Excerpted data ▸

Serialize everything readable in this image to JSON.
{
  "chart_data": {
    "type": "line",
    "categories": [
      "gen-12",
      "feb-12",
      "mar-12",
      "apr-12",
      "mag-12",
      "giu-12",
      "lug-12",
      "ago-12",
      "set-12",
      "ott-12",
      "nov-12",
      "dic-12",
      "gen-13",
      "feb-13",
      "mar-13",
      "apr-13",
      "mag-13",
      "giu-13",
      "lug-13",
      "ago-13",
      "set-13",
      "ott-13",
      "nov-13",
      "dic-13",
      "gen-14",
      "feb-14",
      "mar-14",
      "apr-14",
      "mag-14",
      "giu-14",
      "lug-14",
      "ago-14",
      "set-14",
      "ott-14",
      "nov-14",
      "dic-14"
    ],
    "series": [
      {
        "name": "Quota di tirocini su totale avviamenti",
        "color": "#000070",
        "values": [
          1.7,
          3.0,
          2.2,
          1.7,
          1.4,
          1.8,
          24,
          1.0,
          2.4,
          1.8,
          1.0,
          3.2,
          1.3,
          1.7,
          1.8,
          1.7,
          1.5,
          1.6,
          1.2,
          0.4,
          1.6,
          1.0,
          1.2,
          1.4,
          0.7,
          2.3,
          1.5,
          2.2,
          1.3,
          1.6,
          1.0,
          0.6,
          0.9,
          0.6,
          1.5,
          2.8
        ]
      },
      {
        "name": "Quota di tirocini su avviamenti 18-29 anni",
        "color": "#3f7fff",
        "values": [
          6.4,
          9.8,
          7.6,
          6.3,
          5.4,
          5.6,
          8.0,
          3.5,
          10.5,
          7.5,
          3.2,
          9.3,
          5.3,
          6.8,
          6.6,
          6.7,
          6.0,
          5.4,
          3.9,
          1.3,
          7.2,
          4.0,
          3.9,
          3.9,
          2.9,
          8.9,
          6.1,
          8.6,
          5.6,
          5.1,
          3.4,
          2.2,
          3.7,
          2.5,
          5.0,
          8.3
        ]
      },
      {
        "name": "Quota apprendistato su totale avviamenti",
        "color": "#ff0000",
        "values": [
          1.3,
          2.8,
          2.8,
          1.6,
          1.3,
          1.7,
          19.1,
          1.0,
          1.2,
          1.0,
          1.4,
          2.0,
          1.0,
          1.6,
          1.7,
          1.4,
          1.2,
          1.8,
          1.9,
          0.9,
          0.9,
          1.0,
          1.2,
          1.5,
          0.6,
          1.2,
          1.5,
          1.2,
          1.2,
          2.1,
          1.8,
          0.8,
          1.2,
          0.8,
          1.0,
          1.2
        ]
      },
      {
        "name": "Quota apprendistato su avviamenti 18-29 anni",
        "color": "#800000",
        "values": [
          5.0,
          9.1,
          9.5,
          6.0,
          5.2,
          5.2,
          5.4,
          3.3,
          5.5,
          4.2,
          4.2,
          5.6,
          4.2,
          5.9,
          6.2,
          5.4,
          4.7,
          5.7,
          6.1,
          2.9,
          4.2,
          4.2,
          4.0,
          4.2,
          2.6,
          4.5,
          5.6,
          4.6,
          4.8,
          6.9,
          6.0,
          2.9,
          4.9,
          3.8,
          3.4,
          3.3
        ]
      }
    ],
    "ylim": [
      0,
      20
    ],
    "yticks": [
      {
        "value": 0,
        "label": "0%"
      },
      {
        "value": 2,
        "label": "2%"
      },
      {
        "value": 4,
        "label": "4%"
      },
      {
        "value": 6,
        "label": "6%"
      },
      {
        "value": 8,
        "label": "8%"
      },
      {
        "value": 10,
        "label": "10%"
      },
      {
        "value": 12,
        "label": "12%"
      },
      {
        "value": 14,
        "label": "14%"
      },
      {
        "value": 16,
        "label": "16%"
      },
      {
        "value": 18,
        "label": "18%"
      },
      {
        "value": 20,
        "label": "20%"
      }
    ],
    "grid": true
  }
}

Goal ▸
Copy every line in the listing above where the string "apprendistato" turns up.

Reply ▸
        "name": "Quota apprendistato su totale avviamenti",
        "name": "Quota apprendistato su avviamenti 18-29 anni",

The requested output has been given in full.